Lines containing the word "zoom" are the ones to copy from the records below.

--- Start of Data lines ---

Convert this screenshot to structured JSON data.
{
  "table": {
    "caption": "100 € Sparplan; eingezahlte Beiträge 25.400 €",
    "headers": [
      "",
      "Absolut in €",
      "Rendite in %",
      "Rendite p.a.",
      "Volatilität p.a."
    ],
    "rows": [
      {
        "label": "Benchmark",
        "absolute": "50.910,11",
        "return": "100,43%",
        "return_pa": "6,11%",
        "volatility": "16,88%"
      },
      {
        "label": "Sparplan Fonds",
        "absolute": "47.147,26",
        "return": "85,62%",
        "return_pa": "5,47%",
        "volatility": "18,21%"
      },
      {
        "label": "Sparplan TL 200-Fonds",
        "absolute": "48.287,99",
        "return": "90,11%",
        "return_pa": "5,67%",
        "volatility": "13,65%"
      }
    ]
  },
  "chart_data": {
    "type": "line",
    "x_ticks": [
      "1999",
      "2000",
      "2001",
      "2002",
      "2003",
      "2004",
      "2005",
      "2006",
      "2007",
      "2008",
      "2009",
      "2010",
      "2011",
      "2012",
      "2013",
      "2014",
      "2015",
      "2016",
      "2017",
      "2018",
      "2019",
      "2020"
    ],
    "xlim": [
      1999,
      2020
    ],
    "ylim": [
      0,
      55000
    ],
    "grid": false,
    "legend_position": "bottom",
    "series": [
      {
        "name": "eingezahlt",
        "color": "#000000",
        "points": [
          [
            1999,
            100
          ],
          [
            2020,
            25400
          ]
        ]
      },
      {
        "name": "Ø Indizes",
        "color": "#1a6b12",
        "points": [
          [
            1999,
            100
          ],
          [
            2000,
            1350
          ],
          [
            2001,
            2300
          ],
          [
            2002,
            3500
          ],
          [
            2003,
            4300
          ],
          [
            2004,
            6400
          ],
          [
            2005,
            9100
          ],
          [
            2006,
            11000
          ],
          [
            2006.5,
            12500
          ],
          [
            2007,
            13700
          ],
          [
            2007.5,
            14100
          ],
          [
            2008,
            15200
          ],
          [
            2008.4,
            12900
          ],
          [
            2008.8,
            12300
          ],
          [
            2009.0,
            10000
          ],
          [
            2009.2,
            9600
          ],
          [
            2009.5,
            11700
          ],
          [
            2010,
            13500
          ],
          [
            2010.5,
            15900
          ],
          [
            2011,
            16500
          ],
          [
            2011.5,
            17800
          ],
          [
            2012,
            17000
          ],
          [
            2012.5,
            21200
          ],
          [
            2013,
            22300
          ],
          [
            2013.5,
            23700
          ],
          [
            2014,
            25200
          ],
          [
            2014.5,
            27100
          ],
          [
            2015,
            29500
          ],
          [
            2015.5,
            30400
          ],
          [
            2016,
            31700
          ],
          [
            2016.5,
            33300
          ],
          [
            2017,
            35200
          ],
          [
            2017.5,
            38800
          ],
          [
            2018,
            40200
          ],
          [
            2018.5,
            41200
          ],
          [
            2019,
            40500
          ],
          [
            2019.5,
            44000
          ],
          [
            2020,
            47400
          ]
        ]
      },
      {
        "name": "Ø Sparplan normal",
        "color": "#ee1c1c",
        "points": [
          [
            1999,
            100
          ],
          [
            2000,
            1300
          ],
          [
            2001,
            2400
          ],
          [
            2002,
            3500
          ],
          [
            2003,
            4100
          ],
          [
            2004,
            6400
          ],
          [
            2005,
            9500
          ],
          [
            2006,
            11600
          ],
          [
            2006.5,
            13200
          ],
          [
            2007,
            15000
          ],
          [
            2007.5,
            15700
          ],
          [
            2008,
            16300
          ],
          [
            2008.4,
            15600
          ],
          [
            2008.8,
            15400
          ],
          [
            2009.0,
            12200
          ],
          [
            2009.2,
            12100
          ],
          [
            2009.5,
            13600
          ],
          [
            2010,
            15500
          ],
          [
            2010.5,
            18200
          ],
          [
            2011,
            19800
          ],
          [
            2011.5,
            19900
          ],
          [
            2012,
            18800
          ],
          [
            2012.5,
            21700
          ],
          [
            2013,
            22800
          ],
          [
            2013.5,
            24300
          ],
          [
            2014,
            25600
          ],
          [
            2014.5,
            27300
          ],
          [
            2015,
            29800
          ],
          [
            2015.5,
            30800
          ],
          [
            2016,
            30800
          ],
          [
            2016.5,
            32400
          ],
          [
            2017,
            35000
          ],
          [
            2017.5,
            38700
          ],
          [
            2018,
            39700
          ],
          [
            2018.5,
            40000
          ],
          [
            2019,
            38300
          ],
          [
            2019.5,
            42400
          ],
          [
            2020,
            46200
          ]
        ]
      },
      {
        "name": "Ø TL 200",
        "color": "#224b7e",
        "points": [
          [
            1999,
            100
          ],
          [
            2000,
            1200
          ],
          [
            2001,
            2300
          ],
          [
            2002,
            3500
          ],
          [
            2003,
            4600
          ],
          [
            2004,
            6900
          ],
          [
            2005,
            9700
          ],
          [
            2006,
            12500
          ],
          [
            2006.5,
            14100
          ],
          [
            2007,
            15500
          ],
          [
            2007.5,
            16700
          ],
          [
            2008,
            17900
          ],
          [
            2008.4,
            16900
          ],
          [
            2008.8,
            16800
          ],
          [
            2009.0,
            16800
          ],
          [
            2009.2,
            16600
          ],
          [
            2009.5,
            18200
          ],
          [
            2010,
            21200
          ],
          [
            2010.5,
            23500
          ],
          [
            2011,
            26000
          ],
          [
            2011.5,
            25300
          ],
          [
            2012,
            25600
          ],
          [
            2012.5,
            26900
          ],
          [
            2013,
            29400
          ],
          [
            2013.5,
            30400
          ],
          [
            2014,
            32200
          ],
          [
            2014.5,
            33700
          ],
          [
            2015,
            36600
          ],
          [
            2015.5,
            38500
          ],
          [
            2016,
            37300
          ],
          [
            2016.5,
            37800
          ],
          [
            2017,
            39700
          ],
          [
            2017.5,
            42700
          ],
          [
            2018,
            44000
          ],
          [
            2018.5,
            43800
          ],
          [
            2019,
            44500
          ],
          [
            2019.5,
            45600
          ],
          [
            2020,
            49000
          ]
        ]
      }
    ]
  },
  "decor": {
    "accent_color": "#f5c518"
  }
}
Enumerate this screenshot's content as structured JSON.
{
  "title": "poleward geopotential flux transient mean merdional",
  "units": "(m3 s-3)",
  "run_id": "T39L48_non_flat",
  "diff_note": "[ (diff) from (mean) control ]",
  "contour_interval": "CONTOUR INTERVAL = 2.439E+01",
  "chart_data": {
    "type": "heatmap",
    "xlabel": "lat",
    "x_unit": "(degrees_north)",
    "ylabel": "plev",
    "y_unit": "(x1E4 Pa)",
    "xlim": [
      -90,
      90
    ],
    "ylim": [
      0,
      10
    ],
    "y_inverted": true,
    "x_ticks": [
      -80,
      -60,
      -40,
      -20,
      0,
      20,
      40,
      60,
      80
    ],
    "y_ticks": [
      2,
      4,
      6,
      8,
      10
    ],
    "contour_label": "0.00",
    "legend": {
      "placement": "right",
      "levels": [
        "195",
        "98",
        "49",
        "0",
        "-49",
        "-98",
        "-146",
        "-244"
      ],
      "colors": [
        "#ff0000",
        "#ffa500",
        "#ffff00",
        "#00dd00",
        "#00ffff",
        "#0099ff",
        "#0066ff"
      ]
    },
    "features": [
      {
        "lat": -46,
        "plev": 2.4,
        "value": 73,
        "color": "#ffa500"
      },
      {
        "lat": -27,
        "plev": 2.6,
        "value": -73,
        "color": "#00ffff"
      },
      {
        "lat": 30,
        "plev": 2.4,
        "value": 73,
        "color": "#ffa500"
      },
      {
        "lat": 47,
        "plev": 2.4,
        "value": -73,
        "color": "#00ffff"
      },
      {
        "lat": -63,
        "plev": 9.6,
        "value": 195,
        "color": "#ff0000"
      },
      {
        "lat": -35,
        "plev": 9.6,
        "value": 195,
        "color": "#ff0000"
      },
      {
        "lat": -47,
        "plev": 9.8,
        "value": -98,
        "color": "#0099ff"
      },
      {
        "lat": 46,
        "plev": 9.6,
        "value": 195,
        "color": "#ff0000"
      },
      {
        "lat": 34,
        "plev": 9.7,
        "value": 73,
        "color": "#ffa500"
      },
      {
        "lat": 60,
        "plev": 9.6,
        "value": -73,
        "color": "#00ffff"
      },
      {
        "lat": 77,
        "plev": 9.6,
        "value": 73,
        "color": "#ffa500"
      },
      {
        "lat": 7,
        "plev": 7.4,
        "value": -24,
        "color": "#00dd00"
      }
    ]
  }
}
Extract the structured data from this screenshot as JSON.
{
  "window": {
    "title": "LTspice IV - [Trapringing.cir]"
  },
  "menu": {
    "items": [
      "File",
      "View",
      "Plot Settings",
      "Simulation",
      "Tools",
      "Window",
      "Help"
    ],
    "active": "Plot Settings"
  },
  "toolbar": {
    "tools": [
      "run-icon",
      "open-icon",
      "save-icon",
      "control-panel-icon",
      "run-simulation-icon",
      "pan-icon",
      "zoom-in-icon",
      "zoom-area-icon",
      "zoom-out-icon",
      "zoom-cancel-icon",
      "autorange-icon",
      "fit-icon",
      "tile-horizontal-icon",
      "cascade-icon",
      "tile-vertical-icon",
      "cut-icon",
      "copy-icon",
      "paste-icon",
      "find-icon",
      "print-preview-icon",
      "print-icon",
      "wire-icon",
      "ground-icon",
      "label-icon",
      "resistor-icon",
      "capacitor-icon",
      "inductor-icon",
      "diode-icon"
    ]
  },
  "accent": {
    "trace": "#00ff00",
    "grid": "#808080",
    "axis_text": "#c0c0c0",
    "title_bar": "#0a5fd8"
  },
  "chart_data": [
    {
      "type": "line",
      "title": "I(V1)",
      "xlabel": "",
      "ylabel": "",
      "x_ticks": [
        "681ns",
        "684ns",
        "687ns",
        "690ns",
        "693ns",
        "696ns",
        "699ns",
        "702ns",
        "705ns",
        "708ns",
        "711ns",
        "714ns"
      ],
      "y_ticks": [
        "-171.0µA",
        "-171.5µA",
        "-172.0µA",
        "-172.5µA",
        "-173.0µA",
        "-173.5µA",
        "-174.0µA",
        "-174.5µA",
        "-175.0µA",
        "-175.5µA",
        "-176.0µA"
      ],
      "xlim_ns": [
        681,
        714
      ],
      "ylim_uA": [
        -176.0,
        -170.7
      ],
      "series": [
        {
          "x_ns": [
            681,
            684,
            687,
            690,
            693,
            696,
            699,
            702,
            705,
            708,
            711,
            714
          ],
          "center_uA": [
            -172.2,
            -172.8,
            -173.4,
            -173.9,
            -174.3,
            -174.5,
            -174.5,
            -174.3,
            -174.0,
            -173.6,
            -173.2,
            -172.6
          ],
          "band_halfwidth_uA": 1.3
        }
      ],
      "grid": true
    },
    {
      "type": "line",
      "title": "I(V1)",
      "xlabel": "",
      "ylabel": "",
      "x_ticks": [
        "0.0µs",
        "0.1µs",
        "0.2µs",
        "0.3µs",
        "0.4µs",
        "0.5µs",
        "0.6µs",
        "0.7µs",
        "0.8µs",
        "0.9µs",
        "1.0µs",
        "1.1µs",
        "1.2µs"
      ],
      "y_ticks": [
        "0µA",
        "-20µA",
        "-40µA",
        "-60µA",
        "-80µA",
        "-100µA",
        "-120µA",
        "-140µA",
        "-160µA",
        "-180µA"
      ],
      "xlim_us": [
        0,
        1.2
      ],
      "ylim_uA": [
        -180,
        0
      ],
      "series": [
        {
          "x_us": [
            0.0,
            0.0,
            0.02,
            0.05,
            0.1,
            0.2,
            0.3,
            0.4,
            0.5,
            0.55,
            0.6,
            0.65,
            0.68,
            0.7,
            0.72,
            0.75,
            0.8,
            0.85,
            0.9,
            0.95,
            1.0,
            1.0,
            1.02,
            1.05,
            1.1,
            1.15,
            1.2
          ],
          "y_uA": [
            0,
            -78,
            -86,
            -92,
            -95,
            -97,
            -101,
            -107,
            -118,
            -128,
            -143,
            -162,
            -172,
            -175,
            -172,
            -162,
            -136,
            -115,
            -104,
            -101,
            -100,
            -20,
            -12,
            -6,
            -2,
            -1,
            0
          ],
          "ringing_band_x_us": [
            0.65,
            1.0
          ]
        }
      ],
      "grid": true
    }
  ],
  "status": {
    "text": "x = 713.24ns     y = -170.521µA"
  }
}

--- End of Data lines ---

» Output:
      "zoom-in-icon",
      "zoom-area-icon",
      "zoom-out-icon",
      "zoom-cancel-icon",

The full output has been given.